━━━ PROVIDED INFORMATION ━━━

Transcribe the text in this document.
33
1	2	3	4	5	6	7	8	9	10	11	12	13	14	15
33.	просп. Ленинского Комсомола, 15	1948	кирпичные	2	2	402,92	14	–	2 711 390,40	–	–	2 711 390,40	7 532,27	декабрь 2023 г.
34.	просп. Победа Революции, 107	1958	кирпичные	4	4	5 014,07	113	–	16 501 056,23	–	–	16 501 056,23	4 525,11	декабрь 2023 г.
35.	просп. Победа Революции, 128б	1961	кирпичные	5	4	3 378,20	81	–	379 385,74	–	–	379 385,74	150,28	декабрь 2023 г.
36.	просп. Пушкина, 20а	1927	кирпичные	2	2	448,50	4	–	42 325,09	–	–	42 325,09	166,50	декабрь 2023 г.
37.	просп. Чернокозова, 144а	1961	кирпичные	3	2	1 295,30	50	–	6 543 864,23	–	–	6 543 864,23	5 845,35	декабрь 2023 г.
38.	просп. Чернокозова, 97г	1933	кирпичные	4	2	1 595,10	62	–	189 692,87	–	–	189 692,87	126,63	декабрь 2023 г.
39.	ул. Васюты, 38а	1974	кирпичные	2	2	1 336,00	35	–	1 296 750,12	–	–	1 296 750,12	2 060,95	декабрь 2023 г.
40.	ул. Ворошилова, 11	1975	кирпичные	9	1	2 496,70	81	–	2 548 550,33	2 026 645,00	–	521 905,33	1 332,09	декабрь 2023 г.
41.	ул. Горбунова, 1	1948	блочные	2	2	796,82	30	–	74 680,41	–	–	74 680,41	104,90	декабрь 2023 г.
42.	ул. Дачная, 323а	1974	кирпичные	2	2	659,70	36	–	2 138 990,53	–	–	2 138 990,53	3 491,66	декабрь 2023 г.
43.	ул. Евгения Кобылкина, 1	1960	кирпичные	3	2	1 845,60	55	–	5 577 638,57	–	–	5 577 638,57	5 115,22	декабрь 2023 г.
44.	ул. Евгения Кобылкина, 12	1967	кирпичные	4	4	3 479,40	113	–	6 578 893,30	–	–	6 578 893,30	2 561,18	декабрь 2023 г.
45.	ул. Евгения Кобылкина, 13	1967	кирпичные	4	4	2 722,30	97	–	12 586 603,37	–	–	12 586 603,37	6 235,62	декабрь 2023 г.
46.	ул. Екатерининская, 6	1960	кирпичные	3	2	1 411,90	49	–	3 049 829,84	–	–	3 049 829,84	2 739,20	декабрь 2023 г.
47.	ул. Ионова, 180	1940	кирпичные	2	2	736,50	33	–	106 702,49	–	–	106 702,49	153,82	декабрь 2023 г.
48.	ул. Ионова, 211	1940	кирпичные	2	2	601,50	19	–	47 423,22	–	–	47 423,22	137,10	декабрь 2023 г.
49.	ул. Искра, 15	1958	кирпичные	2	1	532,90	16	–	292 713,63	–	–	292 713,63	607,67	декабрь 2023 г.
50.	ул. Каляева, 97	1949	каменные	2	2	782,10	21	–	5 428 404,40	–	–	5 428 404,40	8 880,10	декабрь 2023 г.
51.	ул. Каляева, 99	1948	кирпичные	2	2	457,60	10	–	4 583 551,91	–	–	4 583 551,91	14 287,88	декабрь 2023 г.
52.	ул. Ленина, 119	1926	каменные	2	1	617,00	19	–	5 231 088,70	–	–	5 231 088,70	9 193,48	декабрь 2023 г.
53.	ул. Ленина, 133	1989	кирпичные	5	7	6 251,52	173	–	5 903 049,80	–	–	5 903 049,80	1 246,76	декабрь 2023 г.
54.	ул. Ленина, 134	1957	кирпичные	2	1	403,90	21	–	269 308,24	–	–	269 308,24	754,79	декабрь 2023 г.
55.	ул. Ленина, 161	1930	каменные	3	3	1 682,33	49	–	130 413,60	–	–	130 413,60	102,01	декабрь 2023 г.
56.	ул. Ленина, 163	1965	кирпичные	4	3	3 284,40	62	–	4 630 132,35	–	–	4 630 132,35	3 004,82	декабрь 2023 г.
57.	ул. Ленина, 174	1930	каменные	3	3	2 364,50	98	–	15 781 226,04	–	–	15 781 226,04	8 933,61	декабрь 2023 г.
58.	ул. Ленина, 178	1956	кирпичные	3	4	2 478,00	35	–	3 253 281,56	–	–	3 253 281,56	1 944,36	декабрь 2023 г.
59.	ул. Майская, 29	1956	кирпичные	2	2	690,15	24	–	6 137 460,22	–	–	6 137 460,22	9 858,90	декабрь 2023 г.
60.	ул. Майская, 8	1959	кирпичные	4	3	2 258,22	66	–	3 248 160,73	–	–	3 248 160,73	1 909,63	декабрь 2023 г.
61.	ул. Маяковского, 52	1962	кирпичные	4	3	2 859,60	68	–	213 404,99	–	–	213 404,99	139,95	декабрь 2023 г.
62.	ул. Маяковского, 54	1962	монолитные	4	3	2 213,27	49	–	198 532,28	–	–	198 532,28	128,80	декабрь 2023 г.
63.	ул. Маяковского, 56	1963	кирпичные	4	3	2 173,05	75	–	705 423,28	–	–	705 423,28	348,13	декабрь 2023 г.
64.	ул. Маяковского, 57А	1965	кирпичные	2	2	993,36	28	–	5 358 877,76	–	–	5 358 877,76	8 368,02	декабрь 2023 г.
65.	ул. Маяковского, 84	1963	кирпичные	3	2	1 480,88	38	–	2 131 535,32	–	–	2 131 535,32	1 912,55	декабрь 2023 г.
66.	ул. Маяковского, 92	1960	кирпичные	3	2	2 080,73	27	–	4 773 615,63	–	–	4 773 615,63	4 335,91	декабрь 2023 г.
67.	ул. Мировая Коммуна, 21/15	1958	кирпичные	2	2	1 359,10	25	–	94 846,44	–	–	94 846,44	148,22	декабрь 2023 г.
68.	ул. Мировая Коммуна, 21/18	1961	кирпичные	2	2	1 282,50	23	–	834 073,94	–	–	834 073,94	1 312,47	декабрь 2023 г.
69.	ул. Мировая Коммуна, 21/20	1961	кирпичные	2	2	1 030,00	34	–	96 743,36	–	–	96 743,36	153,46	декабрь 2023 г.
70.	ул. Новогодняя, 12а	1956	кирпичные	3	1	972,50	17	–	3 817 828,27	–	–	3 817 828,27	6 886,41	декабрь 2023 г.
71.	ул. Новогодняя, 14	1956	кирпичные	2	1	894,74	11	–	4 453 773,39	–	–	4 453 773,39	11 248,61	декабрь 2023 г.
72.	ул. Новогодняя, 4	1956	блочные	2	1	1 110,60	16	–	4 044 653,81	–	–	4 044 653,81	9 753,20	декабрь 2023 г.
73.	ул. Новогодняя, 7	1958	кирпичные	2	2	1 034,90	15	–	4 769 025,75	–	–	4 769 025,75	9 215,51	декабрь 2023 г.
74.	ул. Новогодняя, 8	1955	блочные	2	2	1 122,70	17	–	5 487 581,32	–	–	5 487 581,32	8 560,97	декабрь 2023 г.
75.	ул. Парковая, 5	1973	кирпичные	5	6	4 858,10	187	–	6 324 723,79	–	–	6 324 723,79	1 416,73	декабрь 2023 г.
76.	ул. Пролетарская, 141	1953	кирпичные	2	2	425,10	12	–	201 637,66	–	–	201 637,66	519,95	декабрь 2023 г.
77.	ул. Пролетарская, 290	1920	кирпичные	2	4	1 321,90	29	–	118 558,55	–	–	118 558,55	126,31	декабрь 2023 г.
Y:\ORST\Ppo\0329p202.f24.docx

━━━

**WHAT TO WORK ON:** Take every line above carrying "Каляева" and return it.

**RESPONSE BELOW:**
50.	ул. Каляева, 97	1949	каменные	2	2	782,10	21	–	5 428 404,40	–	–	5 428 404,40	8 880,10	декабрь 2023 г.
51.	ул. Каляева, 99	1948	кирпичные	2	2	457,60	10	–	4 583 551,91	–	–	4 583 551,91	14 287,88	декабрь 2023 г.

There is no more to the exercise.